▸ **DO THIS**
Tally up the lines carrying the string "يبرد" and respond with only the resulting number.
# Start of DATA PROVIDED
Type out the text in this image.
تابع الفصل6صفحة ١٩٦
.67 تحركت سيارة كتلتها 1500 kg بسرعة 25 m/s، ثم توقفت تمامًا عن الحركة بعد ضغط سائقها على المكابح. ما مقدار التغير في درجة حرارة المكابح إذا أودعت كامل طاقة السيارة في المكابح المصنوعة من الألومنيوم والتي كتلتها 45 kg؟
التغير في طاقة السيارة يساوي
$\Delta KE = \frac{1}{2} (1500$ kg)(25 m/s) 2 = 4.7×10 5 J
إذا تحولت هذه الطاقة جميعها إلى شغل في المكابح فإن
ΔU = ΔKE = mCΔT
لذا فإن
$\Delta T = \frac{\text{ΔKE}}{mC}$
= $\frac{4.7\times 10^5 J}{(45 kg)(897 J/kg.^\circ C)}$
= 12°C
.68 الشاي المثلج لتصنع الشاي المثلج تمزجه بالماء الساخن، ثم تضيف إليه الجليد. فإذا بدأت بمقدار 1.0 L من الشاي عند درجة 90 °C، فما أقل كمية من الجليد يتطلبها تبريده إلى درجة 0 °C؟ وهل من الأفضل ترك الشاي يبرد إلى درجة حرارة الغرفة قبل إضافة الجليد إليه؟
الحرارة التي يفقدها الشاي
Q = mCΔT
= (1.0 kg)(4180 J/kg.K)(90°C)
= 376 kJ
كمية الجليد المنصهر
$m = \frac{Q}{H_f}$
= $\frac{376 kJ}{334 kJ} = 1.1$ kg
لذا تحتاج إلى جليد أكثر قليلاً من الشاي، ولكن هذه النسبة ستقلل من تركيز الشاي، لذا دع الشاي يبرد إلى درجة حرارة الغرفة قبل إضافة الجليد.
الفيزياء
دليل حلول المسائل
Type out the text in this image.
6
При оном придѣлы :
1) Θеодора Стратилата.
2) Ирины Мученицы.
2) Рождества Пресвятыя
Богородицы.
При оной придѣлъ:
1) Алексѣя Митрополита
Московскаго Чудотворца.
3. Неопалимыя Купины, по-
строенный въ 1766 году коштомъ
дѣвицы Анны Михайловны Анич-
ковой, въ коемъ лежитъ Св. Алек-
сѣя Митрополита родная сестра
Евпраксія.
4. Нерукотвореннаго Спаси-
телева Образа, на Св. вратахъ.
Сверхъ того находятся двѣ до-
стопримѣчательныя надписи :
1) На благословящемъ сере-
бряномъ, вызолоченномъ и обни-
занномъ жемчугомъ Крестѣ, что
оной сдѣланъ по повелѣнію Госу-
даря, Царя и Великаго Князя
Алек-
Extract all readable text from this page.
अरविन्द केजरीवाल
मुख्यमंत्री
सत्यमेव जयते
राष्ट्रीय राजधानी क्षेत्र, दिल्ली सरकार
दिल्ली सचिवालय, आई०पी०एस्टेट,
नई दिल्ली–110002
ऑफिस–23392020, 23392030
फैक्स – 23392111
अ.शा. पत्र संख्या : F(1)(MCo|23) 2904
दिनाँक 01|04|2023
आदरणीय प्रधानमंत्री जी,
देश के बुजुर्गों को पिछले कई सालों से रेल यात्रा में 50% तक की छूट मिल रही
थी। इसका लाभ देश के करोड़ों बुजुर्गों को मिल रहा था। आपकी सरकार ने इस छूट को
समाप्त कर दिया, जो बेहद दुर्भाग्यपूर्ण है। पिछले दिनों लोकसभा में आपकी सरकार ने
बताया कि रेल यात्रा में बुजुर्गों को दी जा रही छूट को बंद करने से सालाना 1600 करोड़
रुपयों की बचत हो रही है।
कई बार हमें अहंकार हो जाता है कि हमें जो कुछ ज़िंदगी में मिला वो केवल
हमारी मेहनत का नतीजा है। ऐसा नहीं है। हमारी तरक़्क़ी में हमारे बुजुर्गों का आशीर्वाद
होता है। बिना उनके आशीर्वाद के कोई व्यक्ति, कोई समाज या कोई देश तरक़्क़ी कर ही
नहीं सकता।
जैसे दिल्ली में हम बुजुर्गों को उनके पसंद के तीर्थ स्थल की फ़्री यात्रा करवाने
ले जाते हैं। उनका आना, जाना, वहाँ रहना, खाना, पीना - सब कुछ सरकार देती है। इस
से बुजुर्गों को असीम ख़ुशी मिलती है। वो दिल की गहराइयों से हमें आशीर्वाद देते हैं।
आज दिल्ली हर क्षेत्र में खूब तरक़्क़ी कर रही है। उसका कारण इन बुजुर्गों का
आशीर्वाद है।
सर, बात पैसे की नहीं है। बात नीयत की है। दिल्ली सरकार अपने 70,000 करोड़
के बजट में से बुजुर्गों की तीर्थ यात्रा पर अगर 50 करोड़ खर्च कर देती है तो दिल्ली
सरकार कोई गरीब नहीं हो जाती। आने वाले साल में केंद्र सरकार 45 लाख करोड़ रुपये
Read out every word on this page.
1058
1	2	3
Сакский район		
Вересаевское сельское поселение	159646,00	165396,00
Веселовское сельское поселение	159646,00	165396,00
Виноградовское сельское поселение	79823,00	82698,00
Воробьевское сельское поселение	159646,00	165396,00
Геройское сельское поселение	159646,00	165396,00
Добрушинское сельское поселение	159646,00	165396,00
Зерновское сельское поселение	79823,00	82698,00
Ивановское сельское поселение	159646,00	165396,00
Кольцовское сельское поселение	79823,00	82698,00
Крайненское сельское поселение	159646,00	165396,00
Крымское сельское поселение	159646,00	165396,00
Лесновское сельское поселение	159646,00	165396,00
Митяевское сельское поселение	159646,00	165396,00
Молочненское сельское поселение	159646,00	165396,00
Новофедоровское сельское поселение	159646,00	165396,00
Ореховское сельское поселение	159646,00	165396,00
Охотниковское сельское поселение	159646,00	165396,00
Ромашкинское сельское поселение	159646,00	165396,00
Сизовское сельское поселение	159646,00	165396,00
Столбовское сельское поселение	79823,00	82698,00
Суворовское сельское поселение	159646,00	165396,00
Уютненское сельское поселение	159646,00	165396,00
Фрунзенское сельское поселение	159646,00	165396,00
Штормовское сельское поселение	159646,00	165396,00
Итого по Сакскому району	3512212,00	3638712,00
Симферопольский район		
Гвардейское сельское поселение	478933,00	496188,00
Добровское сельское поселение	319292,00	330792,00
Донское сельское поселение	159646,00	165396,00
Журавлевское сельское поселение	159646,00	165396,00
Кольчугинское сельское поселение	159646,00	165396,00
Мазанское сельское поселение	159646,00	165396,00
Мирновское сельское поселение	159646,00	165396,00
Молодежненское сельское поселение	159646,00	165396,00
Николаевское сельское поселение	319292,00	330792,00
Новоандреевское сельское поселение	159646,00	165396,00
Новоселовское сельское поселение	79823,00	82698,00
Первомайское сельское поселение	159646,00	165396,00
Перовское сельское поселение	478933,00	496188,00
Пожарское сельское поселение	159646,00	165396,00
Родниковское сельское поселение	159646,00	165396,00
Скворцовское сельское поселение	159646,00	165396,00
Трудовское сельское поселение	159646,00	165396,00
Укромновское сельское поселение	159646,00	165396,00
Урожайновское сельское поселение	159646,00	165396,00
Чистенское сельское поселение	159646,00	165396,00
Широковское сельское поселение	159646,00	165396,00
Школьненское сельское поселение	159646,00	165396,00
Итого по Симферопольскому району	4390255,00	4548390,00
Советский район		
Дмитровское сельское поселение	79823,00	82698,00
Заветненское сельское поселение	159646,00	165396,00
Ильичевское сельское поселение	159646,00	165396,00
# End of DATA PROVIDED
▸ **FINISHED ANSWER**
2